Written instruction: Rewrite the rows below, putting "item" wherever "element" appears and keeping everything else the same. Leave the pictures out of your answer.

>> START Task material

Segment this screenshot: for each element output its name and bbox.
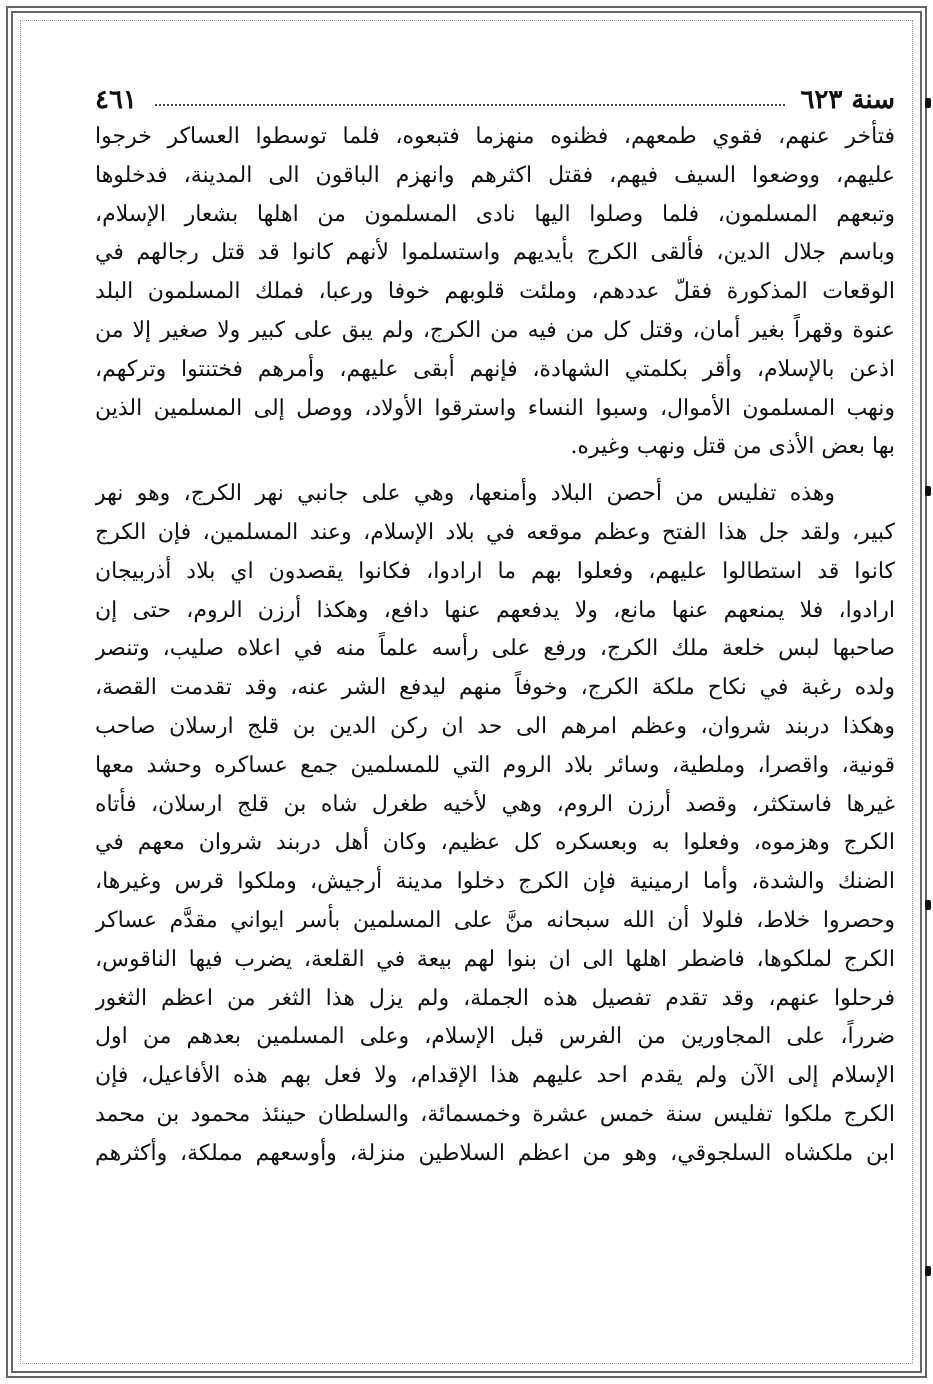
text-line: وباسم جلال الدين، فألقى الكرج بأيديهم واستسلموا لأنهم كانوا قد قتل رجالهم في: [95, 240, 895, 266]
page-body: [95, 118, 895, 1174]
text-line: ارادوا، فلا يمنعهم عنها مانع، ولا يدفعهم عنها دافع، وهكذا أرزن الروم، حتى إن: [95, 597, 895, 623]
text-line: ونهب المسلمون الأموال، وسبوا النساء واسترقوا الأولاد، ووصل إلى المسلمين الذين: [95, 395, 895, 421]
text-line: فتأخر عنهم، فقوي طمعهم، فظنوه منهزما فتبعوه، فلما توسطوا العساكر خرجوا: [95, 124, 895, 149]
text-line: ولده رغبة في نكاح ملكة الكرج، وخوفاً منهم ليدفع الشر عنه، وقد تقدمت القصة،: [95, 675, 895, 701]
text-line: وتبعهم المسلمون، فلما وصلوا اليها نادى المسلمون من اهلها بشعار الإسلام،: [95, 201, 895, 227]
text-line: ابن ملكشاه السلجوقي، وهو من اعظم السلاطين منزلة، وأوسعهم مملكة، وأكثرهم: [95, 1140, 895, 1166]
text-line: الوقعات المذكورة فقلّ عددهم، وملئت قلوبهم خوفا ورعبا، فملك المسلمون البلد: [95, 279, 895, 305]
text-line: بها بعض الأذى من قتل ونهب وغيره.: [570, 434, 895, 460]
text-line: وهكذا دربند شروان، وعظم امرهم الى حد ان ركن الدين بن قلج ارسلان صاحب: [95, 713, 895, 739]
text-line: فرحلوا عنهم، وقد تقدم تفصيل هذه الجملة، ولم يزل هذا الثغر من اعظم الثغور: [95, 985, 895, 1011]
text-line: قونية، واقصرا، وملطية، وسائر بلاد الروم التي للمسلمين جمع عساكره وحشد معها: [95, 752, 895, 778]
text-line: الضنك والشدة، وأما ارمينية فإن الكرج دخلوا مدينة أرجيش، وملكوا قرس وغيرها،: [95, 869, 895, 895]
margin-tick-mark: [925, 98, 931, 108]
text-line: وهذه تفليس من أحصن البلاد وأمنعها، وهي على جانبي نهر الكرج، وهو نهر: [95, 481, 835, 507]
paragraph-1: [95, 118, 895, 467]
text-line: الكرج لملكوها، فاضطر اهلها الى ان بنوا لهم بيعة في القلعة، يضرب فيها الناقوس،: [95, 946, 895, 972]
text-line: عنوة وقهراً بغير أمان، وقتل كل من فيه من الكرج، ولم يبق على كبير ولا صغير إلا من: [95, 317, 895, 343]
paragraph-2: [95, 475, 895, 1173]
text-line: صاحبها لبس خلعة ملك الكرج، ورفع على رأسه علماً منه في اعلاه صليب، وتنصر: [95, 636, 895, 662]
text-line: اذعن بالإسلام، وأقر بكلمتي الشهادة، فإنهم أبقى عليهم، وأمرهم فختنتوا وتركهم،: [95, 356, 895, 382]
text-line: غيرها فاستكثر، وقصد أرزن الروم، وهي لأخيه طغرل شاه بن قلج ارسلان، فأتاه: [95, 791, 895, 817]
margin-tick-mark: [925, 1266, 931, 1276]
margin-tick-mark: [925, 900, 931, 910]
text-line: كبير، ولقد جل هذا الفتح وعظم موقعه في بلاد الإسلام، وعند المسلمين، فإن الكرج: [95, 519, 895, 545]
text-line: كانوا قد استطالوا عليهم، وفعلوا بهم ما ارادوا، فكانوا يقصدون اي بلاد أذربيجان: [95, 558, 895, 584]
text-line: الكرج وهزموه، وفعلوا به وبعسكره كل عظيم، وكان أهل دربند شروان معهم في: [95, 830, 895, 856]
margin-tick-mark: [925, 486, 931, 496]
running-head: سنة ٦٢٣: [800, 85, 895, 115]
text-line: الكرج ملكوا تفليس سنة خمس عشرة وخمسمائة، والسلطان حينئذ محمود بن محمد: [95, 1101, 895, 1127]
text-line: ضرراً، على المجاورين من الفرس قبل الإسلام، وعلى المسلمين بعدهم من اول: [95, 1024, 895, 1050]
page-number: ٤٦١: [95, 85, 137, 115]
header-dotted-rule: [155, 104, 785, 106]
text-line: عليهم، ووضعوا السيف فيهم، فقتل اكثرهم وانهزم الباقون الى المدينة، فدخلوها: [95, 162, 895, 188]
page-header: [95, 82, 895, 118]
text-line: الإسلام إلى الآن ولم يقدم احد عليهم هذا الإقدام، ولا فعل بهم هذه الأفاعيل، فإن: [95, 1063, 895, 1089]
paragraph-gap: [95, 467, 895, 475]
text-line: وحصروا خلاط، فلولا أن الله سبحانه منَّ على المسلمين بأسر ايواني مقدَّم عساكر: [95, 907, 895, 933]
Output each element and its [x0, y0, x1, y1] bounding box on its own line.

>> END Task material

Answer:
Segment this screenshot: for each item output its name and bbox.
text-line: وباسم جلال الدين، فألقى الكرج بأيديهم واستسلموا لأنهم كانوا قد قتل رجالهم في: [95, 240, 895, 266]
page-body: [95, 118, 895, 1174]
text-line: ارادوا، فلا يمنعهم عنها مانع، ولا يدفعهم عنها دافع، وهكذا أرزن الروم، حتى إن: [95, 597, 895, 623]
text-line: ونهب المسلمون الأموال، وسبوا النساء واسترقوا الأولاد، ووصل إلى المسلمين الذين: [95, 395, 895, 421]
text-line: فتأخر عنهم، فقوي طمعهم، فظنوه منهزما فتبعوه، فلما توسطوا العساكر خرجوا: [95, 124, 895, 149]
text-line: ولده رغبة في نكاح ملكة الكرج، وخوفاً منهم ليدفع الشر عنه، وقد تقدمت القصة،: [95, 675, 895, 701]
text-line: وتبعهم المسلمون، فلما وصلوا اليها نادى المسلمون من اهلها بشعار الإسلام،: [95, 201, 895, 227]
text-line: ابن ملكشاه السلجوقي، وهو من اعظم السلاطين منزلة، وأوسعهم مملكة، وأكثرهم: [95, 1140, 895, 1166]
text-line: الوقعات المذكورة فقلّ عددهم، وملئت قلوبهم خوفا ورعبا، فملك المسلمون البلد: [95, 279, 895, 305]
text-line: بها بعض الأذى من قتل ونهب وغيره.: [570, 434, 895, 460]
text-line: وهكذا دربند شروان، وعظم امرهم الى حد ان ركن الدين بن قلج ارسلان صاحب: [95, 713, 895, 739]
text-line: فرحلوا عنهم، وقد تقدم تفصيل هذه الجملة، ولم يزل هذا الثغر من اعظم الثغور: [95, 985, 895, 1011]
text-line: قونية، واقصرا، وملطية، وسائر بلاد الروم التي للمسلمين جمع عساكره وحشد معها: [95, 752, 895, 778]
text-line: الضنك والشدة، وأما ارمينية فإن الكرج دخلوا مدينة أرجيش، وملكوا قرس وغيرها،: [95, 869, 895, 895]
margin-tick-mark: [925, 98, 931, 108]
text-line: وهذه تفليس من أحصن البلاد وأمنعها، وهي على جانبي نهر الكرج، وهو نهر: [95, 481, 835, 507]
paragraph-1: [95, 118, 895, 467]
text-line: الكرج لملكوها، فاضطر اهلها الى ان بنوا لهم بيعة في القلعة، يضرب فيها الناقوس،: [95, 946, 895, 972]
text-line: عنوة وقهراً بغير أمان، وقتل كل من فيه من الكرج، ولم يبق على كبير ولا صغير إلا من: [95, 317, 895, 343]
paragraph-2: [95, 475, 895, 1173]
text-line: صاحبها لبس خلعة ملك الكرج، ورفع على رأسه علماً منه في اعلاه صليب، وتنصر: [95, 636, 895, 662]
text-line: اذعن بالإسلام، وأقر بكلمتي الشهادة، فإنهم أبقى عليهم، وأمرهم فختنتوا وتركهم،: [95, 356, 895, 382]
text-line: غيرها فاستكثر، وقصد أرزن الروم، وهي لأخيه طغرل شاه بن قلج ارسلان، فأتاه: [95, 791, 895, 817]
margin-tick-mark: [925, 1266, 931, 1276]
margin-tick-mark: [925, 900, 931, 910]
text-line: كبير، ولقد جل هذا الفتح وعظم موقعه في بلاد الإسلام، وعند المسلمين، فإن الكرج: [95, 519, 895, 545]
text-line: كانوا قد استطالوا عليهم، وفعلوا بهم ما ارادوا، فكانوا يقصدون اي بلاد أذربيجان: [95, 558, 895, 584]
text-line: الكرج وهزموه، وفعلوا به وبعسكره كل عظيم، وكان أهل دربند شروان معهم في: [95, 830, 895, 856]
margin-tick-mark: [925, 486, 931, 496]
running-head: سنة ٦٢٣: [800, 85, 895, 115]
text-line: الكرج ملكوا تفليس سنة خمس عشرة وخمسمائة، والسلطان حينئذ محمود بن محمد: [95, 1101, 895, 1127]
text-line: ضرراً، على المجاورين من الفرس قبل الإسلام، وعلى المسلمين بعدهم من اول: [95, 1024, 895, 1050]
page-number: ٤٦١: [95, 85, 137, 115]
header-dotted-rule: [155, 104, 785, 106]
text-line: عليهم، ووضعوا السيف فيهم، فقتل اكثرهم وانهزم الباقون الى المدينة، فدخلوها: [95, 162, 895, 188]
page-header: [95, 82, 895, 118]
text-line: الإسلام إلى الآن ولم يقدم احد عليهم هذا الإقدام، ولا فعل بهم هذه الأفاعيل، فإن: [95, 1063, 895, 1089]
paragraph-gap: [95, 467, 895, 475]
text-line: وحصروا خلاط، فلولا أن الله سبحانه منَّ على المسلمين بأسر ايواني مقدَّم عساكر: [95, 907, 895, 933]
Output each item and its [x0, y0, x1, y1] bounding box on its own line.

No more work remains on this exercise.